> [The exercise]
Without the pictures, return each record as it appears.

>> start Records

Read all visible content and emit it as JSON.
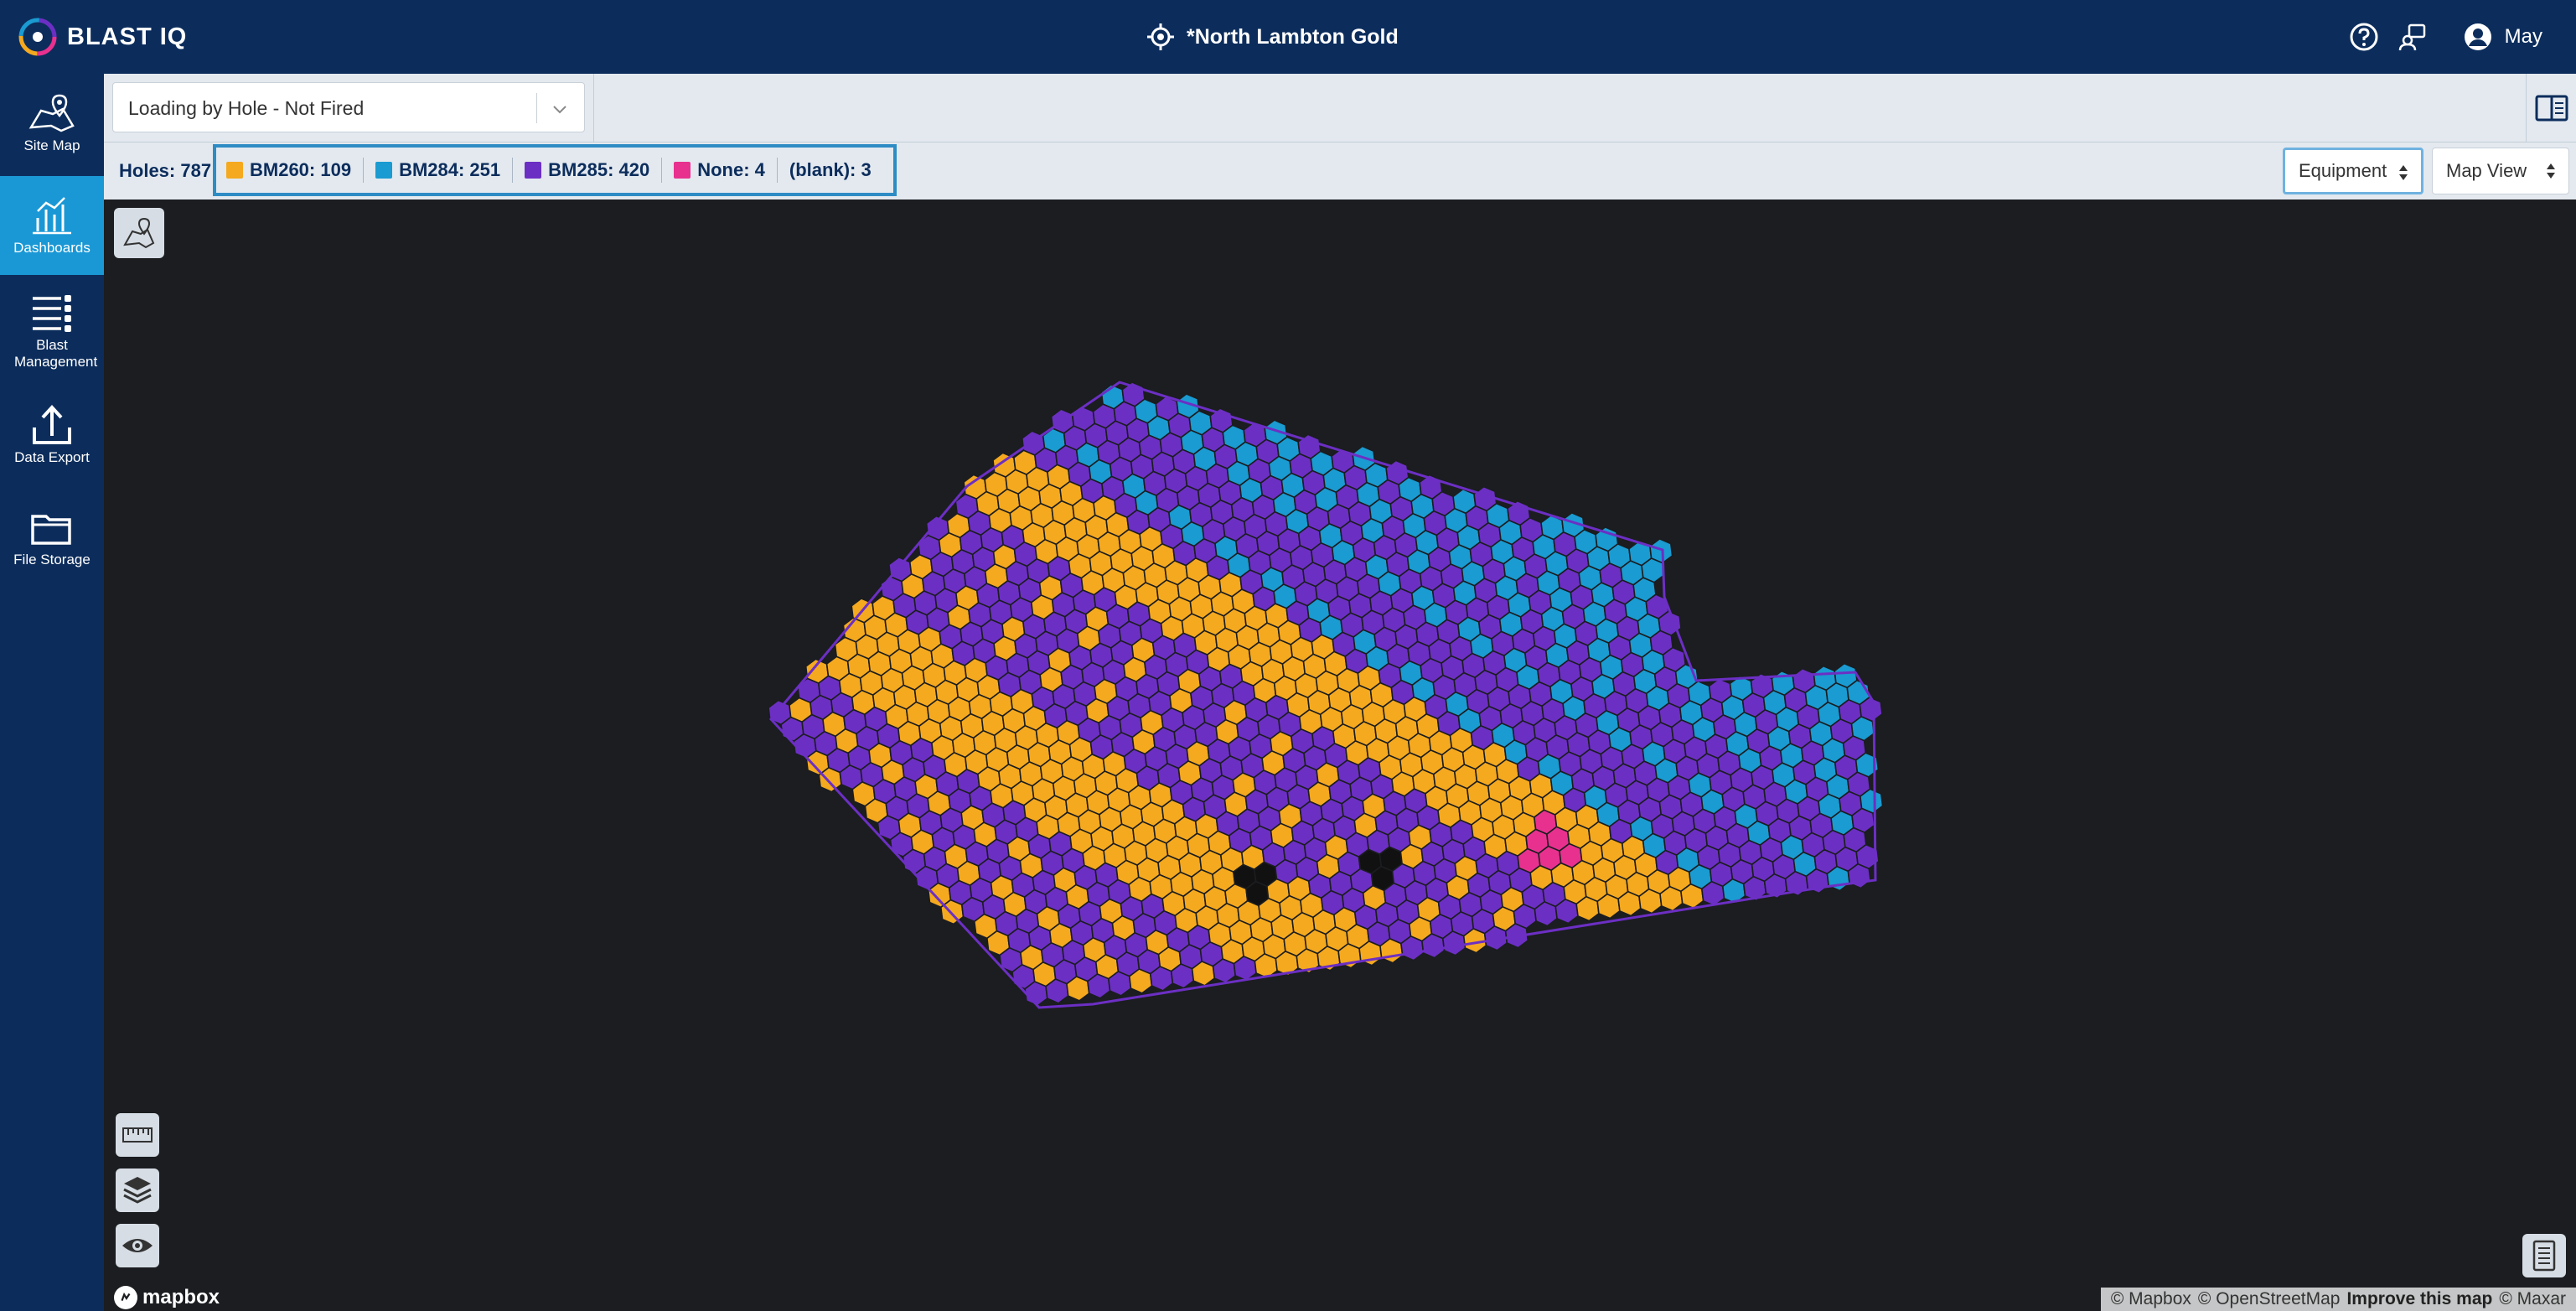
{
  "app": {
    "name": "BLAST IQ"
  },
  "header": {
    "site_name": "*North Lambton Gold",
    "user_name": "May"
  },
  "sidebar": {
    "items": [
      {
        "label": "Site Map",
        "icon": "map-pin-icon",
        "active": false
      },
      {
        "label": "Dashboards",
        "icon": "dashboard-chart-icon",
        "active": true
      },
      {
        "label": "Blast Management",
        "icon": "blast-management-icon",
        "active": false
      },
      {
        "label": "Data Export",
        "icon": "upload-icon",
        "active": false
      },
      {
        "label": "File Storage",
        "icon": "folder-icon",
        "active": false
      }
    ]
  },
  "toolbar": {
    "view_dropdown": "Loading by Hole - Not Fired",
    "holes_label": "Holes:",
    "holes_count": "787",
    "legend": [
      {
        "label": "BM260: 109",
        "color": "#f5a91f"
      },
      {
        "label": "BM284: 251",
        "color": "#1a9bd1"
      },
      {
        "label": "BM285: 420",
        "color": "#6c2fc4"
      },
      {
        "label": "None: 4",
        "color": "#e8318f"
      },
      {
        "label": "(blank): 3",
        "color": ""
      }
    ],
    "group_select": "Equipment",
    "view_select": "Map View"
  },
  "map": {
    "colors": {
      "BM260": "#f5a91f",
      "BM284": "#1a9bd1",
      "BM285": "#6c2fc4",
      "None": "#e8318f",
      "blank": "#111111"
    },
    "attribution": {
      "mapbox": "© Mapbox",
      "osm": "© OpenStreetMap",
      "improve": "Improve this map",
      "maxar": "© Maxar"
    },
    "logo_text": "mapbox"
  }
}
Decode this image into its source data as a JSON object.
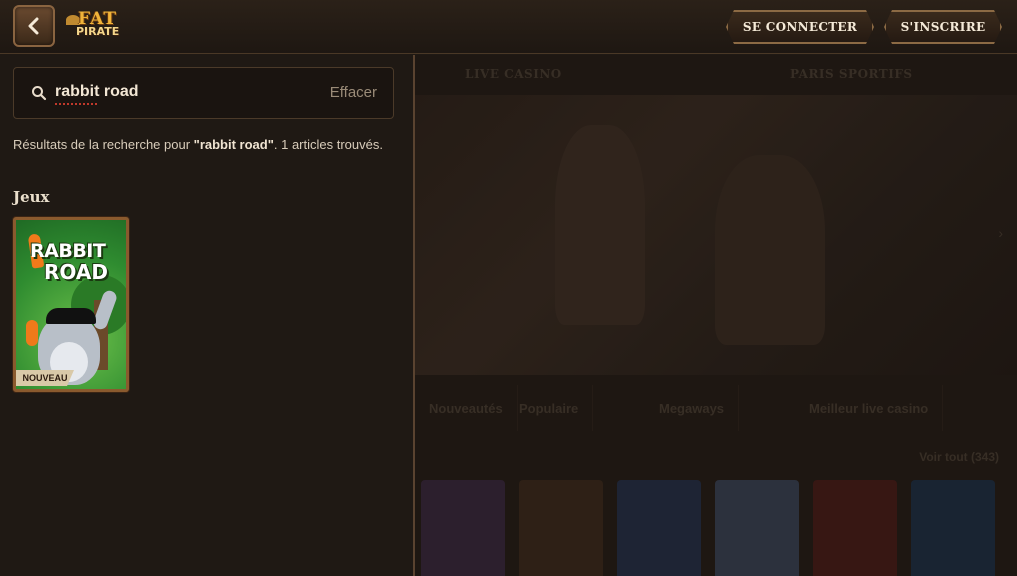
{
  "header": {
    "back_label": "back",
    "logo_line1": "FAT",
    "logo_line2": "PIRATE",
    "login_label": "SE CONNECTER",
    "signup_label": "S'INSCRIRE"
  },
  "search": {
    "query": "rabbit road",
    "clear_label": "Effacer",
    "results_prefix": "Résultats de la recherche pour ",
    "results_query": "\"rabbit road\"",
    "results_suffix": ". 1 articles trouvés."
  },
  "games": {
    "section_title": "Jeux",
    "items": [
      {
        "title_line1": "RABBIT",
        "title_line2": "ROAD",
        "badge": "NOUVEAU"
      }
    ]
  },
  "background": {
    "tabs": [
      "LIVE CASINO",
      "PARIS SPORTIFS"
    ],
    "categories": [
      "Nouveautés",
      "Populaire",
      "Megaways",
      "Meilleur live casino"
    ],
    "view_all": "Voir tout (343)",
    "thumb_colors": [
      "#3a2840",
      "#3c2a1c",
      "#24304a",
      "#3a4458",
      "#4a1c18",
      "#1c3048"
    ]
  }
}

>> end Records

> [Task solution]
Read all visible content and emit it as JSON.
{
  "app": {
    "name": "BLAST IQ"
  },
  "header": {
    "site_name": "*North Lambton Gold",
    "user_name": "May"
  },
  "sidebar": {
    "items": [
      {
        "label": "Site Map",
        "icon": "map-pin-icon",
        "active": false
      },
      {
        "label": "Dashboards",
        "icon": "dashboard-chart-icon",
        "active": true
      },
      {
        "label": "Blast Management",
        "icon": "blast-management-icon",
        "active": false
      },
      {
        "label": "Data Export",
        "icon": "upload-icon",
        "active": false
      },
      {
        "label": "File Storage",
        "icon": "folder-icon",
        "active": false
      }
    ]
  },
  "toolbar": {
    "view_dropdown": "Loading by Hole - Not Fired",
    "holes_label": "Holes:",
    "holes_count": "787",
    "legend": [
      {
        "label": "BM260: 109",
        "color": "#f5a91f"
      },
      {
        "label": "BM284: 251",
        "color": "#1a9bd1"
      },
      {
        "label": "BM285: 420",
        "color": "#6c2fc4"
      },
      {
        "label": "None: 4",
        "color": "#e8318f"
      },
      {
        "label": "(blank): 3",
        "color": ""
      }
    ],
    "group_select": "Equipment",
    "view_select": "Map View"
  },
  "map": {
    "colors": {
      "BM260": "#f5a91f",
      "BM284": "#1a9bd1",
      "BM285": "#6c2fc4",
      "None": "#e8318f",
      "blank": "#111111"
    },
    "attribution": {
      "mapbox": "© Mapbox",
      "osm": "© OpenStreetMap",
      "improve": "Improve this map",
      "maxar": "© Maxar"
    },
    "logo_text": "mapbox"
  }
}
Decode this image into its source data as a JSON object.
{
  "header": {
    "back_label": "back",
    "logo_line1": "FAT",
    "logo_line2": "PIRATE",
    "login_label": "SE CONNECTER",
    "signup_label": "S'INSCRIRE"
  },
  "search": {
    "query": "rabbit road",
    "clear_label": "Effacer",
    "results_prefix": "Résultats de la recherche pour ",
    "results_query": "\"rabbit road\"",
    "results_suffix": ". 1 articles trouvés."
  },
  "games": {
    "section_title": "Jeux",
    "items": [
      {
        "title_line1": "RABBIT",
        "title_line2": "ROAD",
        "badge": "NOUVEAU"
      }
    ]
  },
  "background": {
    "tabs": [
      "LIVE CASINO",
      "PARIS SPORTIFS"
    ],
    "categories": [
      "Nouveautés",
      "Populaire",
      "Megaways",
      "Meilleur live casino"
    ],
    "view_all": "Voir tout (343)",
    "thumb_colors": [
      "#3a2840",
      "#3c2a1c",
      "#24304a",
      "#3a4458",
      "#4a1c18",
      "#1c3048"
    ]
  }
}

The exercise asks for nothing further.